Written request.
Everything in the data should be repeated exactly, save for the images.
## BEGIN Data provided
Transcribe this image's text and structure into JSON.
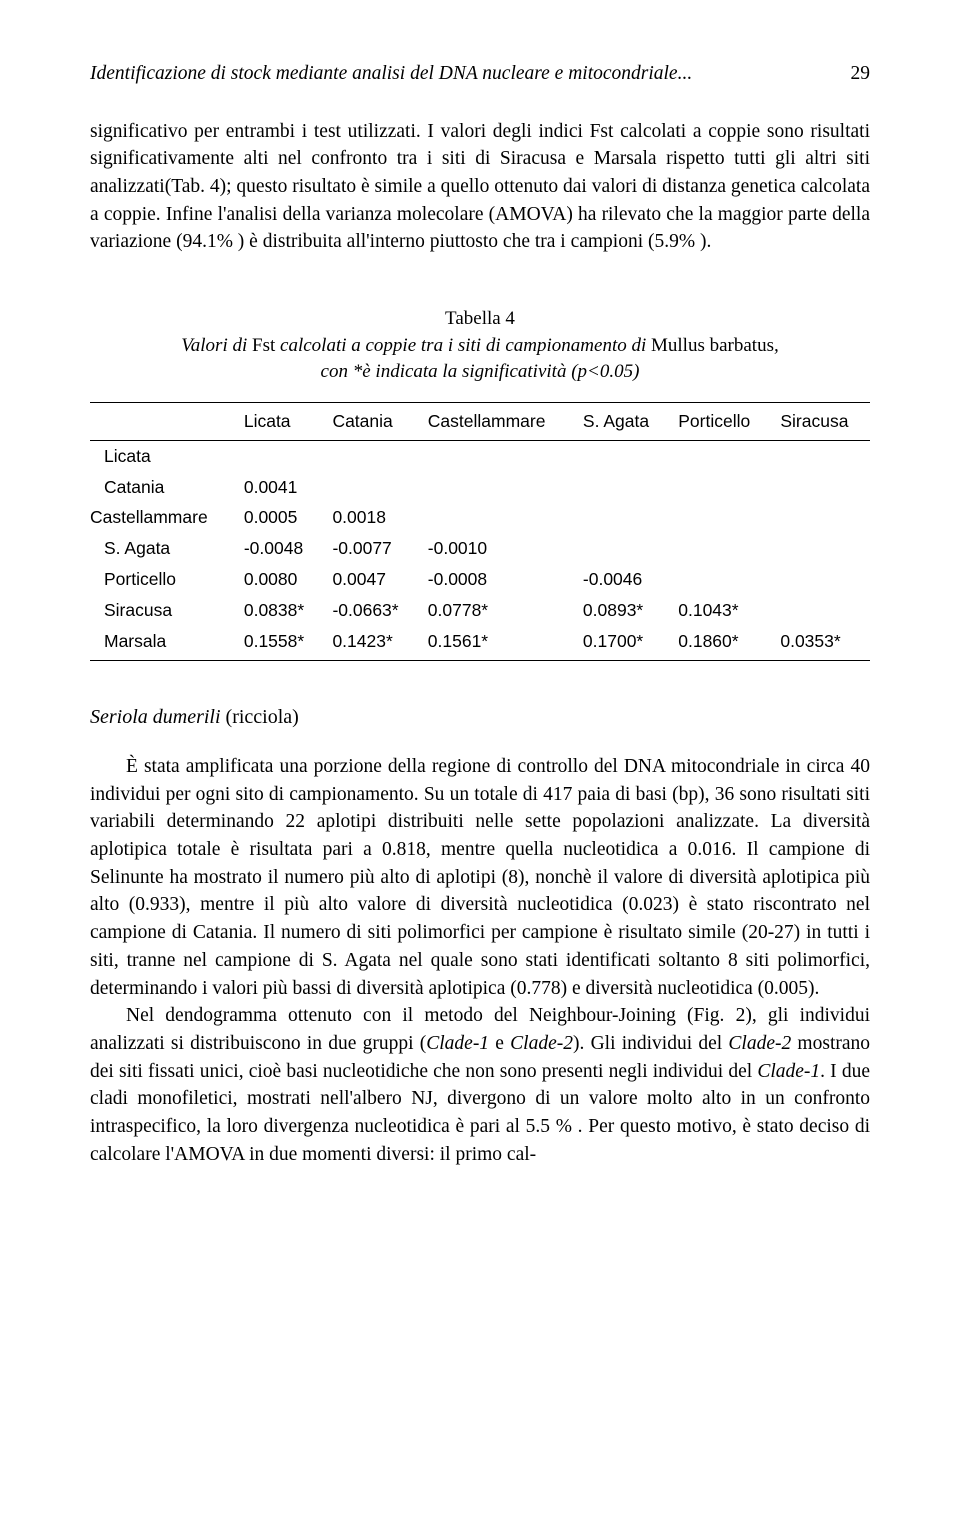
{
  "header": {
    "title": "Identificazione di stock mediante analisi del DNA nucleare e mitocondriale...",
    "page_number": "29"
  },
  "para1": "significativo per entrambi i test utilizzati. I valori degli indici Fst calcolati a coppie sono risultati significativamente alti nel confronto tra i siti di Siracusa e Marsala rispetto tutti gli altri siti analizzati(Tab. 4); questo risultato è simile a quello ottenuto dai valori di distanza genetica calcolata a coppie. Infine l'analisi della varianza molecolare (AMOVA) ha rilevato che la maggior parte della variazione (94.1% ) è distribuita all'interno piuttosto che tra i campioni (5.9% ).",
  "table": {
    "caption_line1": "Tabella 4",
    "caption_line2_pre": "Valori di ",
    "caption_line2_fst": "Fst",
    "caption_line2_mid": " calcolati a coppie tra i siti di campionamento di ",
    "caption_line2_species": "Mullus barbatus",
    "caption_line2_end": ",",
    "caption_line3": "con *è indicata la significatività (p<0.05)",
    "columns": [
      "",
      "Licata",
      "Catania",
      "Castellammare",
      "S. Agata",
      "Porticello",
      "Siracusa"
    ],
    "rows": [
      [
        "Licata",
        "",
        "",
        "",
        "",
        "",
        ""
      ],
      [
        "Catania",
        "0.0041",
        "",
        "",
        "",
        "",
        ""
      ],
      [
        "Castellammare",
        "0.0005",
        "0.0018",
        "",
        "",
        "",
        ""
      ],
      [
        "S. Agata",
        "-0.0048",
        "-0.0077",
        "-0.0010",
        "",
        "",
        ""
      ],
      [
        "Porticello",
        "0.0080",
        "0.0047",
        "-0.0008",
        "-0.0046",
        "",
        ""
      ],
      [
        "Siracusa",
        "0.0838*",
        "-0.0663*",
        "0.0778*",
        "0.0893*",
        "0.1043*",
        ""
      ],
      [
        "Marsala",
        "0.1558*",
        "0.1423*",
        "0.1561*",
        "0.1700*",
        "0.1860*",
        "0.0353*"
      ]
    ]
  },
  "section": {
    "heading_italic": "Seriola dumerili",
    "heading_paren": " (ricciola)"
  },
  "para2": "È stata amplificata una porzione della regione di controllo del DNA mitocondriale in circa 40 individui per ogni sito di campionamento. Su un totale di 417 paia di basi (bp), 36 sono risultati siti variabili determinando 22 aplotipi distribuiti nelle sette popolazioni analizzate. La diversità aplotipica totale è risultata pari a 0.818, mentre quella nucleotidica a 0.016. Il campione di Selinunte ha mostrato il numero più alto di aplotipi (8), nonchè il valore di diversità aplotipica più alto (0.933), mentre il più alto valore di diversità nucleotidica (0.023) è stato riscontrato nel campione di Catania. Il numero di siti polimorfici per campione è risultato simile (20-27) in tutti i siti, tranne nel campione di S. Agata nel quale sono stati identificati soltanto 8 siti polimorfici, determinando i valori più bassi di diversità aplotipica (0.778) e diversità nucleotidica (0.005).",
  "para3_pre": "Nel dendogramma ottenuto con il metodo del Neighbour-Joining (Fig. 2), gli individui analizzati si distribuiscono in due gruppi (",
  "para3_c1": "Clade-1",
  "para3_mid1": " e ",
  "para3_c2": "Clade-2",
  "para3_mid2": "). Gli individui del ",
  "para3_c2b": "Clade-2",
  "para3_mid3": " mostrano dei siti fissati unici, cioè basi nucleotidiche che non sono presenti negli individui del ",
  "para3_c1b": "Clade-1",
  "para3_end": ". I due cladi monofiletici, mostrati nell'albero NJ, divergono di un valore molto alto in un confronto intraspecifico, la loro divergenza nucleotidica è pari al  5.5 % . Per questo motivo, è stato deciso di calcolare l'AMOVA in due momenti diversi: il primo cal-"
}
## END Data provided
Output below.
Transcribe this image's text and structure into JSON.
{
  "header": {
    "title": "Identificazione di stock mediante analisi del DNA nucleare e mitocondriale...",
    "page_number": "29"
  },
  "para1": "significativo per entrambi i test utilizzati. I valori degli indici Fst calcolati a coppie sono risultati significativamente alti nel confronto tra i siti di Siracusa e Marsala rispetto tutti gli altri siti analizzati(Tab. 4); questo risultato è simile a quello ottenuto dai valori di distanza genetica calcolata a coppie. Infine l'analisi della varianza molecolare (AMOVA) ha rilevato che la maggior parte della variazione (94.1% ) è distribuita all'interno piuttosto che tra i campioni (5.9% ).",
  "table": {
    "caption_line1": "Tabella 4",
    "caption_line2_pre": "Valori di ",
    "caption_line2_fst": "Fst",
    "caption_line2_mid": " calcolati a coppie tra i siti di campionamento di ",
    "caption_line2_species": "Mullus barbatus",
    "caption_line2_end": ",",
    "caption_line3": "con *è indicata la significatività (p<0.05)",
    "columns": [
      "",
      "Licata",
      "Catania",
      "Castellammare",
      "S. Agata",
      "Porticello",
      "Siracusa"
    ],
    "rows": [
      [
        "Licata",
        "",
        "",
        "",
        "",
        "",
        ""
      ],
      [
        "Catania",
        "0.0041",
        "",
        "",
        "",
        "",
        ""
      ],
      [
        "Castellammare",
        "0.0005",
        "0.0018",
        "",
        "",
        "",
        ""
      ],
      [
        "S. Agata",
        "-0.0048",
        "-0.0077",
        "-0.0010",
        "",
        "",
        ""
      ],
      [
        "Porticello",
        "0.0080",
        "0.0047",
        "-0.0008",
        "-0.0046",
        "",
        ""
      ],
      [
        "Siracusa",
        "0.0838*",
        "-0.0663*",
        "0.0778*",
        "0.0893*",
        "0.1043*",
        ""
      ],
      [
        "Marsala",
        "0.1558*",
        "0.1423*",
        "0.1561*",
        "0.1700*",
        "0.1860*",
        "0.0353*"
      ]
    ]
  },
  "section": {
    "heading_italic": "Seriola dumerili",
    "heading_paren": " (ricciola)"
  },
  "para2": "È stata amplificata una porzione della regione di controllo del DNA mitocondriale in circa 40 individui per ogni sito di campionamento. Su un totale di 417 paia di basi (bp), 36 sono risultati siti variabili determinando 22 aplotipi distribuiti nelle sette popolazioni analizzate. La diversità aplotipica totale è risultata pari a 0.818, mentre quella nucleotidica a 0.016. Il campione di Selinunte ha mostrato il numero più alto di aplotipi (8), nonchè il valore di diversità aplotipica più alto (0.933), mentre il più alto valore di diversità nucleotidica (0.023) è stato riscontrato nel campione di Catania. Il numero di siti polimorfici per campione è risultato simile (20-27) in tutti i siti, tranne nel campione di S. Agata nel quale sono stati identificati soltanto 8 siti polimorfici, determinando i valori più bassi di diversità aplotipica (0.778) e diversità nucleotidica (0.005).",
  "para3_pre": "Nel dendogramma ottenuto con il metodo del Neighbour-Joining (Fig. 2), gli individui analizzati si distribuiscono in due gruppi (",
  "para3_c1": "Clade-1",
  "para3_mid1": " e ",
  "para3_c2": "Clade-2",
  "para3_mid2": "). Gli individui del ",
  "para3_c2b": "Clade-2",
  "para3_mid3": " mostrano dei siti fissati unici, cioè basi nucleotidiche che non sono presenti negli individui del ",
  "para3_c1b": "Clade-1",
  "para3_end": ". I due cladi monofiletici, mostrati nell'albero NJ, divergono di un valore molto alto in un confronto intraspecifico, la loro divergenza nucleotidica è pari al  5.5 % . Per questo motivo, è stato deciso di calcolare l'AMOVA in due momenti diversi: il primo cal-"
}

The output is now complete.